EXTRACTED MATERIAL.
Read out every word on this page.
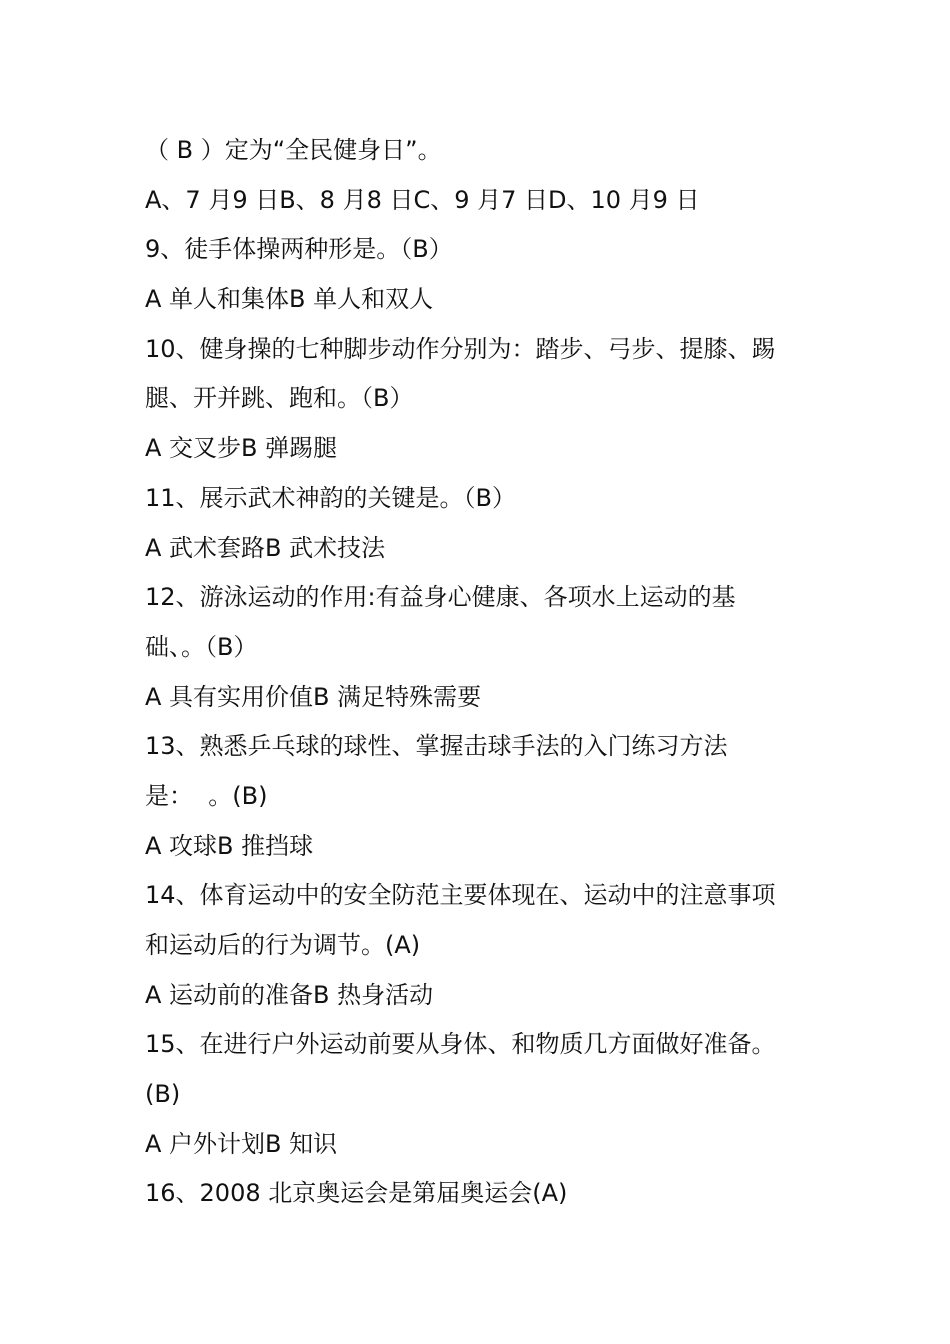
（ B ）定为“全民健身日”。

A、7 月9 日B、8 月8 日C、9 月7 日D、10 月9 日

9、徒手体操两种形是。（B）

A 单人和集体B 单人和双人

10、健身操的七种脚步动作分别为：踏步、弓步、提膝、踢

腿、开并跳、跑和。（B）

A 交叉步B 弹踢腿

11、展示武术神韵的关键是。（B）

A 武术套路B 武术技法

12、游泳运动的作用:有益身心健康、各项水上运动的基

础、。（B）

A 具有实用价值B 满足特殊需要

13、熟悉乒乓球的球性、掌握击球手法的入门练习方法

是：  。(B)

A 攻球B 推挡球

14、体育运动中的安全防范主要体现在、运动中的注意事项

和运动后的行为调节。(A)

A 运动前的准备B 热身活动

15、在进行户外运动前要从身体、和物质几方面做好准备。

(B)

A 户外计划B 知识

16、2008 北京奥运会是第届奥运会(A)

EXERCISE. Quote the records in their entirety, keeping the wording exact and excluding pictures.

SOLUTION TO THE EXERCISE.
Read out every word on this page.
（ B ）定为“全民健身日”。

A、7 月9 日B、8 月8 日C、9 月7 日D、10 月9 日

9、徒手体操两种形是。（B）

A 单人和集体B 单人和双人

10、健身操的七种脚步动作分别为：踏步、弓步、提膝、踢

腿、开并跳、跑和。（B）

A 交叉步B 弹踢腿

11、展示武术神韵的关键是。（B）

A 武术套路B 武术技法

12、游泳运动的作用:有益身心健康、各项水上运动的基

础、。（B）

A 具有实用价值B 满足特殊需要

13、熟悉乒乓球的球性、掌握击球手法的入门练习方法

是：  。(B)

A 攻球B 推挡球

14、体育运动中的安全防范主要体现在、运动中的注意事项

和运动后的行为调节。(A)

A 运动前的准备B 热身活动

15、在进行户外运动前要从身体、和物质几方面做好准备。

(B)

A 户外计划B 知识

16、2008 北京奥运会是第届奥运会(A)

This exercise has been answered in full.